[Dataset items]

=-=-=

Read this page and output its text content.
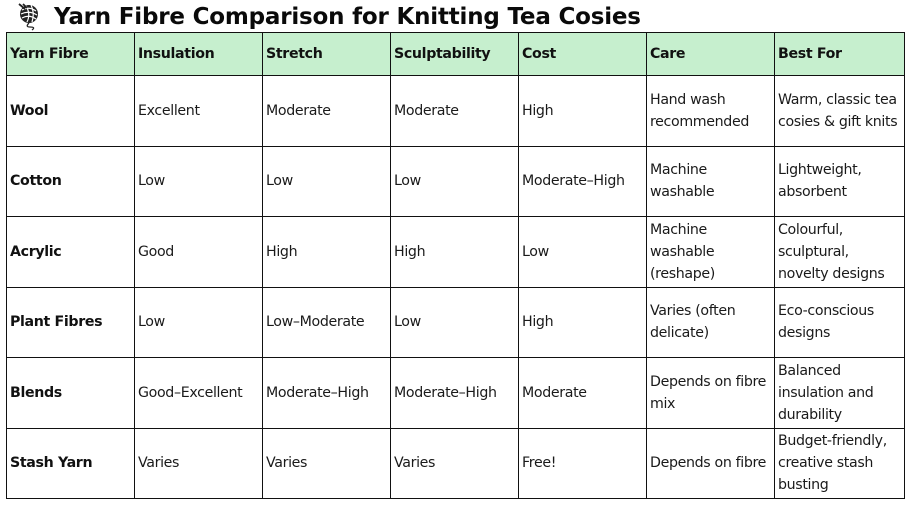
Yarn Fibre Comparison for Knitting Tea Cosies
Yarn Fibre	Insulation	Stretch	Sculptability	Cost	Care	Best For
Wool	Excellent	Moderate	Moderate	High	Hand wash recommended	Warm, classic tea cosies & gift knits
Cotton	Low	Low	Low	Moderate–High	Machine washable	Lightweight, absorbent
Acrylic	Good	High	High	Low	Machine washable (reshape)	Colourful, sculptural, novelty designs
Plant Fibres	Low	Low–Moderate	Low	High	Varies (often delicate)	Eco-conscious designs
Blends	Good–Excellent	Moderate–High	Moderate–High	Moderate	Depends on fibre mix	Balanced insulation and durability
Stash Yarn	Varies	Varies	Varies	Free!	Depends on fibre	Budget-friendly, creative stash busting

=-=-=

**Exercise goal**
Transcribe all the data word for word; the images stay out.

**Correct answer**
Read this page and output its text content.
Yarn Fibre Comparison for Knitting Tea Cosies
Yarn Fibre	Insulation	Stretch	Sculptability	Cost	Care	Best For
Wool	Excellent	Moderate	Moderate	High	Hand wash recommended	Warm, classic tea cosies & gift knits
Cotton	Low	Low	Low	Moderate–High	Machine washable	Lightweight, absorbent
Acrylic	Good	High	High	Low	Machine washable (reshape)	Colourful, sculptural, novelty designs
Plant Fibres	Low	Low–Moderate	Low	High	Varies (often delicate)	Eco-conscious designs
Blends	Good–Excellent	Moderate–High	Moderate–High	Moderate	Depends on fibre mix	Balanced insulation and durability
Stash Yarn	Varies	Varies	Varies	Free!	Depends on fibre	Budget-friendly, creative stash busting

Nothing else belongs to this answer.